-- WHAT TO DO --
Exactly as written, print each record in the listing.

-- LISTED ENTRIES --
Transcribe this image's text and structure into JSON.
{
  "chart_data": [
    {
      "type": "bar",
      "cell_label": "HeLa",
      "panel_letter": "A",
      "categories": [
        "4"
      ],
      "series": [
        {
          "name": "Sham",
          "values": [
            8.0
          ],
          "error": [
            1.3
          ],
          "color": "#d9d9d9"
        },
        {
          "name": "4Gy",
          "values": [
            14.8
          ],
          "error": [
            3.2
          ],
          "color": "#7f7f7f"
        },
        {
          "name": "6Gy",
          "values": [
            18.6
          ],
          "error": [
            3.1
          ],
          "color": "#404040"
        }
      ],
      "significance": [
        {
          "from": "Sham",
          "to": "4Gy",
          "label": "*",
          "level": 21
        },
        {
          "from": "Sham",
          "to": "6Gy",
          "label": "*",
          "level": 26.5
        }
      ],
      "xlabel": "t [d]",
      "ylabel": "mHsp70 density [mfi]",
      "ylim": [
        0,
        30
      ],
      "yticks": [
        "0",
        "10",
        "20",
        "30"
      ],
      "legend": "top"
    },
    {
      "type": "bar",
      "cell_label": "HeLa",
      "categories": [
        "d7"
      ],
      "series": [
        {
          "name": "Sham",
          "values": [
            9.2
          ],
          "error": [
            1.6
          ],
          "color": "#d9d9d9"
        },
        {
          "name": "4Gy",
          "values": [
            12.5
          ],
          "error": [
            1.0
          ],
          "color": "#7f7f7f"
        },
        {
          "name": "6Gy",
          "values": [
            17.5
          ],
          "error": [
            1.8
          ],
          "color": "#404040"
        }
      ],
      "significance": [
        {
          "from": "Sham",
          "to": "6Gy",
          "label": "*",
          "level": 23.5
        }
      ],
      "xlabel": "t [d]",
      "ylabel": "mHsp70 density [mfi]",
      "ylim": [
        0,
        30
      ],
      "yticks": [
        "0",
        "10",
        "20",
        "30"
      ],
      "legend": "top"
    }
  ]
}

-- SOLUTION TO THE PROBLEM --
Transcribe this image's text and structure into JSON.
{
  "chart_data": [
    {
      "type": "bar",
      "cell_label": "HeLa",
      "panel_letter": "A",
      "categories": [
        "4"
      ],
      "series": [
        {
          "name": "Sham",
          "values": [
            8.0
          ],
          "error": [
            1.3
          ],
          "color": "#d9d9d9"
        },
        {
          "name": "4Gy",
          "values": [
            14.8
          ],
          "error": [
            3.2
          ],
          "color": "#7f7f7f"
        },
        {
          "name": "6Gy",
          "values": [
            18.6
          ],
          "error": [
            3.1
          ],
          "color": "#404040"
        }
      ],
      "significance": [
        {
          "from": "Sham",
          "to": "4Gy",
          "label": "*",
          "level": 21
        },
        {
          "from": "Sham",
          "to": "6Gy",
          "label": "*",
          "level": 26.5
        }
      ],
      "xlabel": "t [d]",
      "ylabel": "mHsp70 density [mfi]",
      "ylim": [
        0,
        30
      ],
      "yticks": [
        "0",
        "10",
        "20",
        "30"
      ],
      "legend": "top"
    },
    {
      "type": "bar",
      "cell_label": "HeLa",
      "categories": [
        "d7"
      ],
      "series": [
        {
          "name": "Sham",
          "values": [
            9.2
          ],
          "error": [
            1.6
          ],
          "color": "#d9d9d9"
        },
        {
          "name": "4Gy",
          "values": [
            12.5
          ],
          "error": [
            1.0
          ],
          "color": "#7f7f7f"
        },
        {
          "name": "6Gy",
          "values": [
            17.5
          ],
          "error": [
            1.8
          ],
          "color": "#404040"
        }
      ],
      "significance": [
        {
          "from": "Sham",
          "to": "6Gy",
          "label": "*",
          "level": 23.5
        }
      ],
      "xlabel": "t [d]",
      "ylabel": "mHsp70 density [mfi]",
      "ylim": [
        0,
        30
      ],
      "yticks": [
        "0",
        "10",
        "20",
        "30"
      ],
      "legend": "top"
    }
  ]
}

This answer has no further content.